§ Goal:
Scan the entries below. List each line with "dofinansowanie".

§ Supplied data:
-=-=-

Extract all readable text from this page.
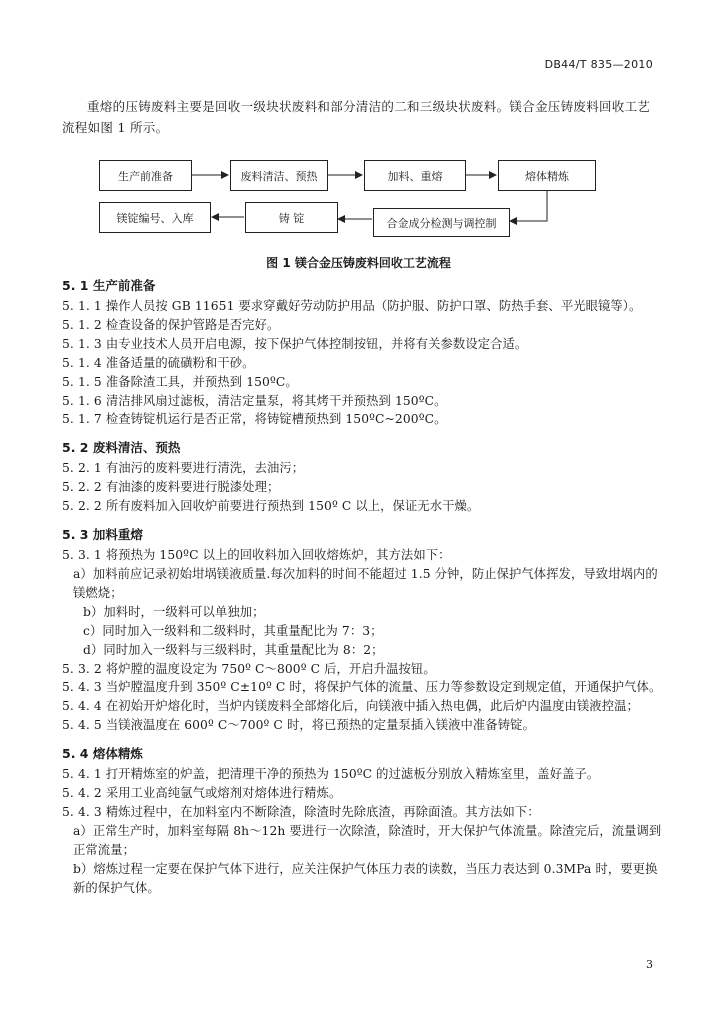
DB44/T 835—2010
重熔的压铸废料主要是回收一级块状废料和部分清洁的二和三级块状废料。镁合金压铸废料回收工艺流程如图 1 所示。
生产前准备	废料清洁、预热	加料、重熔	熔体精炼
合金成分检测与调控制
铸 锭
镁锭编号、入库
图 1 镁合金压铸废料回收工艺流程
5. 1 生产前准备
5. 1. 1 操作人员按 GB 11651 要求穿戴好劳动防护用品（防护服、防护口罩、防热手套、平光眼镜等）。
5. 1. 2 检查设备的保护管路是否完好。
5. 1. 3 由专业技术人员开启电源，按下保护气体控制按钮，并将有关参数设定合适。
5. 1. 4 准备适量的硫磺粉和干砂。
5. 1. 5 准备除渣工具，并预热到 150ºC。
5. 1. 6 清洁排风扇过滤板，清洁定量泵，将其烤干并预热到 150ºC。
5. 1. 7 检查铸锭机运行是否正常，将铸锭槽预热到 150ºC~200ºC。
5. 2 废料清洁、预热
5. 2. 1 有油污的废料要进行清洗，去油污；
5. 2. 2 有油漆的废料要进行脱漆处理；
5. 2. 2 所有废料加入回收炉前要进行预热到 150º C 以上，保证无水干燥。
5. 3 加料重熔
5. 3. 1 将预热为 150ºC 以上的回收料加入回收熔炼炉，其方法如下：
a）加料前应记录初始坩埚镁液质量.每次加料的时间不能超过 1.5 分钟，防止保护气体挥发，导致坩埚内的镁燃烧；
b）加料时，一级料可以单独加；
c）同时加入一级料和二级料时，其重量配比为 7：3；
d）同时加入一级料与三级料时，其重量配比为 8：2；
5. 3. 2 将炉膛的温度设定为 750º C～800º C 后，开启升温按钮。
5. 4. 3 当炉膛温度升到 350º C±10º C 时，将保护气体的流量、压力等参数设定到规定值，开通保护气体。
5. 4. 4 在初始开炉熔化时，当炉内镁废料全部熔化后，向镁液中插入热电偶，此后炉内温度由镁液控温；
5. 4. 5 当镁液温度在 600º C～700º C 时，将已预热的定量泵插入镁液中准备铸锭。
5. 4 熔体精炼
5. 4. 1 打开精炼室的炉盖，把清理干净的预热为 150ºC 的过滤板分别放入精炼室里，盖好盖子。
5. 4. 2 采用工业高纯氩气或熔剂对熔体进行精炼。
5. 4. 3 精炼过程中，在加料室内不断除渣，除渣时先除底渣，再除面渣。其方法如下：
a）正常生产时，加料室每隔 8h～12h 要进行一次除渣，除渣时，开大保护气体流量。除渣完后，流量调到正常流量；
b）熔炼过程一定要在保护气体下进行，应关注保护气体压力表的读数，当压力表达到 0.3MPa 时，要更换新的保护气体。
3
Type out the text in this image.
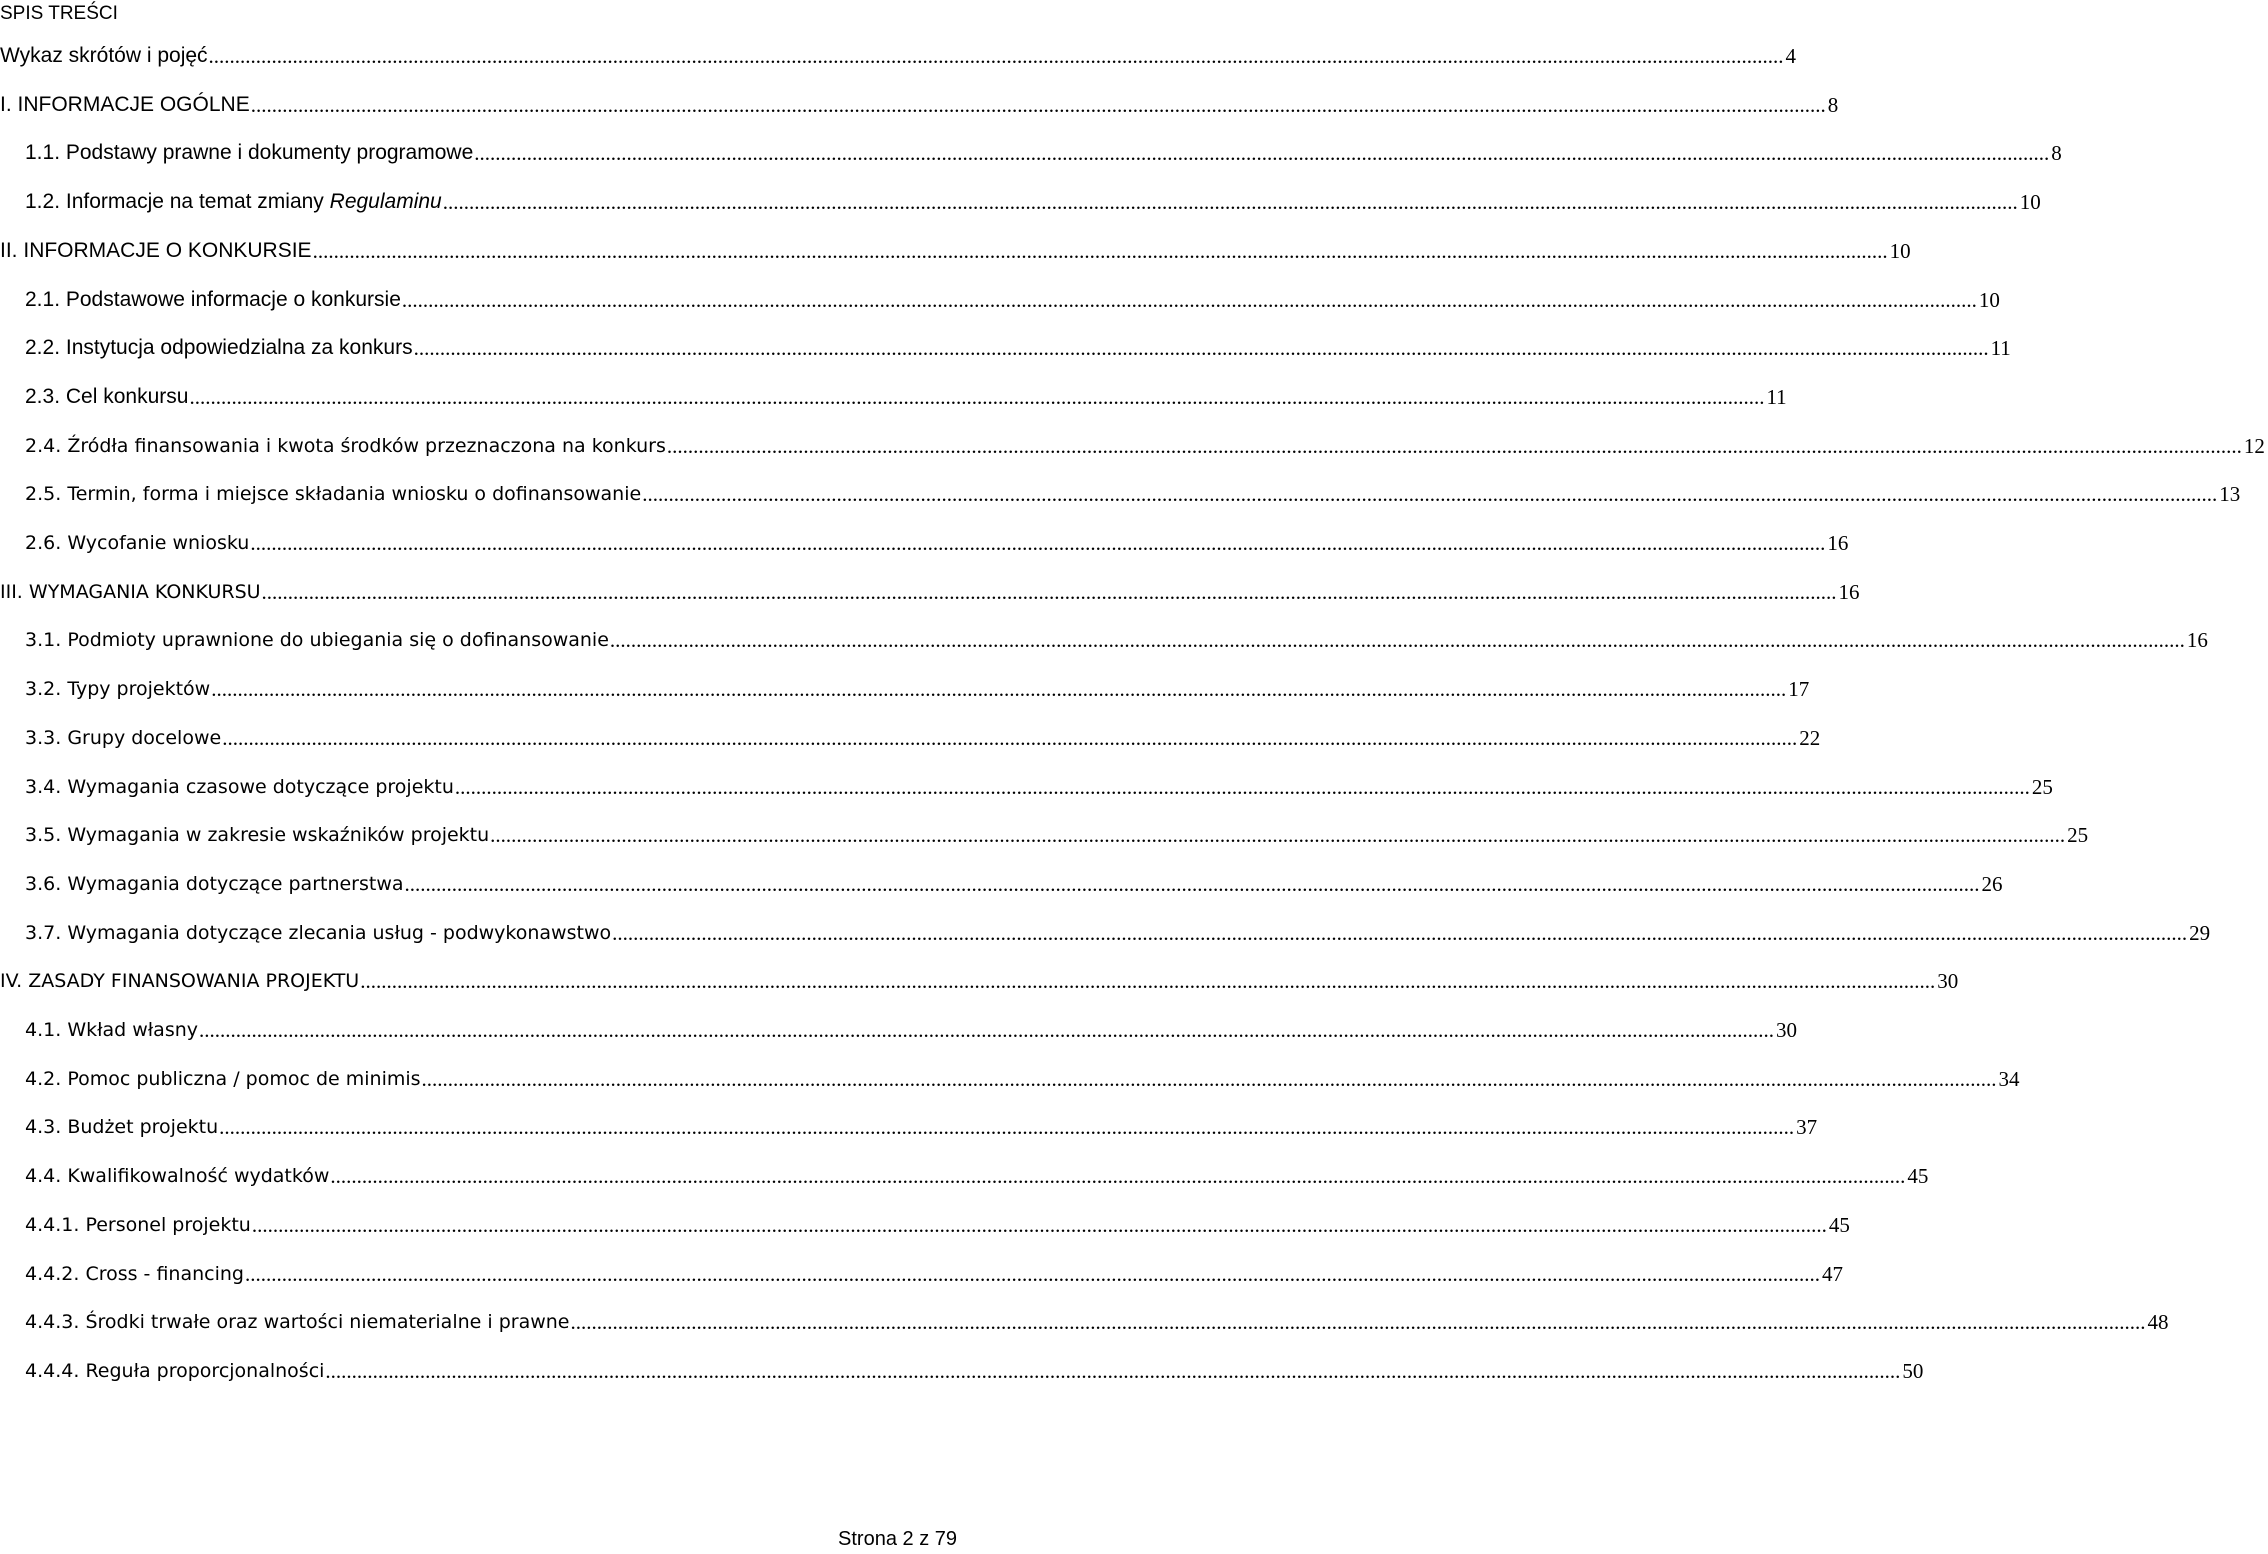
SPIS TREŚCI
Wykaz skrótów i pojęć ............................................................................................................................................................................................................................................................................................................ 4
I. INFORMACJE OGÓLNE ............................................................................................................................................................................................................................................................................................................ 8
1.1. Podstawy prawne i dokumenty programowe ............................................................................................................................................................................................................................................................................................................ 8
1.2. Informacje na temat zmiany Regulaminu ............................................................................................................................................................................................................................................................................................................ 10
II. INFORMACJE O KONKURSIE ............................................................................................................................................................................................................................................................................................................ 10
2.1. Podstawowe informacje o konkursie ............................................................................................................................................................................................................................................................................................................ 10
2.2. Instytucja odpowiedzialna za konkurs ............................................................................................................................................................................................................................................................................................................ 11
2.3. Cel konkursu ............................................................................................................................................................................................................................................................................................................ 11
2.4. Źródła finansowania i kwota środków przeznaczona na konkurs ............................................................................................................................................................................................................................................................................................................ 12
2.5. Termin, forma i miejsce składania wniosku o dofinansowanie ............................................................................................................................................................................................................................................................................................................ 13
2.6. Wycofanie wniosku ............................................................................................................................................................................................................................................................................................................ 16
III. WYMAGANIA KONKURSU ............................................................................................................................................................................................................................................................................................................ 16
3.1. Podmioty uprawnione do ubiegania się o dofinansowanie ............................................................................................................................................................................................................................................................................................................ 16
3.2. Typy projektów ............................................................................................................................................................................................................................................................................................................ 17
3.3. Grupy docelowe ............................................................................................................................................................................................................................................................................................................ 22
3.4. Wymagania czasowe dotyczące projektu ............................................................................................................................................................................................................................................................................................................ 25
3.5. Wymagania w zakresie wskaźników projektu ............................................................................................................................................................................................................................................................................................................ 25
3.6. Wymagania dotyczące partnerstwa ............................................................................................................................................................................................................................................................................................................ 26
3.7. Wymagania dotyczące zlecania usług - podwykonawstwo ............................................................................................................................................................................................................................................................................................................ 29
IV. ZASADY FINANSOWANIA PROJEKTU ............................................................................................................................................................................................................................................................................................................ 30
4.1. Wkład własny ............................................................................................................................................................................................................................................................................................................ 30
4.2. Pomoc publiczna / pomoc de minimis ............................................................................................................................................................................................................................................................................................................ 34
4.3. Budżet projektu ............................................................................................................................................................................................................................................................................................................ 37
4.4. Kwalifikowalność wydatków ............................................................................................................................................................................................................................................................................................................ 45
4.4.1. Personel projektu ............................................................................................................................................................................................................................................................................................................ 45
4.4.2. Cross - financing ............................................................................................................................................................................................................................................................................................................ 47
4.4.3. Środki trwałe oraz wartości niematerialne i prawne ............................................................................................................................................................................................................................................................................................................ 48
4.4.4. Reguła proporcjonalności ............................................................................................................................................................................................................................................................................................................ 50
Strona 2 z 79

-=-=-

§ Solved exercise:
2.5. Termin, forma i miejsce składania wniosku o dofinansowanie ............................................................................................................................................................................................................................................................................................................ 13
3.1. Podmioty uprawnione do ubiegania się o dofinansowanie ............................................................................................................................................................................................................................................................................................................ 16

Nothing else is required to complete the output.